**EXERCISE INSTRUCTIONS:** Are you able to quote each entry exactly as written?

▽

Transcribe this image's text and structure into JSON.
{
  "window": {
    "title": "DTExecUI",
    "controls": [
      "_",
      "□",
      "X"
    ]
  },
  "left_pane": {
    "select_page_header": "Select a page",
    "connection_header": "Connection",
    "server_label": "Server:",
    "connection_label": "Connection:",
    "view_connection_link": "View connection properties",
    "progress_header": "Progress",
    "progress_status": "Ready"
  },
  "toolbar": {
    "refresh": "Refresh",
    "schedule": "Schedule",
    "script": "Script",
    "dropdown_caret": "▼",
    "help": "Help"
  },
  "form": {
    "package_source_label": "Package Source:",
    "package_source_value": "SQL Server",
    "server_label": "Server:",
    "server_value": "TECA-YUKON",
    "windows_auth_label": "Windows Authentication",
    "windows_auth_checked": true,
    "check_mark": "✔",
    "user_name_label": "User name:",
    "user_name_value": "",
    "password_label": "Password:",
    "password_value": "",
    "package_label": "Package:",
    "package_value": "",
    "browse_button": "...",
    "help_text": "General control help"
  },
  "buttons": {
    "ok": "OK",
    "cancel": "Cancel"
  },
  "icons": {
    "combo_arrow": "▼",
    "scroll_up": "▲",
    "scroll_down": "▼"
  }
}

△

**ANSWER TO THE PROBLEM:**
Transcribe this image's text and structure into JSON.
{
  "window": {
    "title": "DTExecUI",
    "controls": [
      "_",
      "□",
      "X"
    ]
  },
  "left_pane": {
    "select_page_header": "Select a page",
    "connection_header": "Connection",
    "server_label": "Server:",
    "connection_label": "Connection:",
    "view_connection_link": "View connection properties",
    "progress_header": "Progress",
    "progress_status": "Ready"
  },
  "toolbar": {
    "refresh": "Refresh",
    "schedule": "Schedule",
    "script": "Script",
    "dropdown_caret": "▼",
    "help": "Help"
  },
  "form": {
    "package_source_label": "Package Source:",
    "package_source_value": "SQL Server",
    "server_label": "Server:",
    "server_value": "TECA-YUKON",
    "windows_auth_label": "Windows Authentication",
    "windows_auth_checked": true,
    "check_mark": "✔",
    "user_name_label": "User name:",
    "user_name_value": "",
    "password_label": "Password:",
    "password_value": "",
    "package_label": "Package:",
    "package_value": "",
    "browse_button": "...",
    "help_text": "General control help"
  },
  "buttons": {
    "ok": "OK",
    "cancel": "Cancel"
  },
  "icons": {
    "combo_arrow": "▼",
    "scroll_up": "▲",
    "scroll_down": "▼"
  }
}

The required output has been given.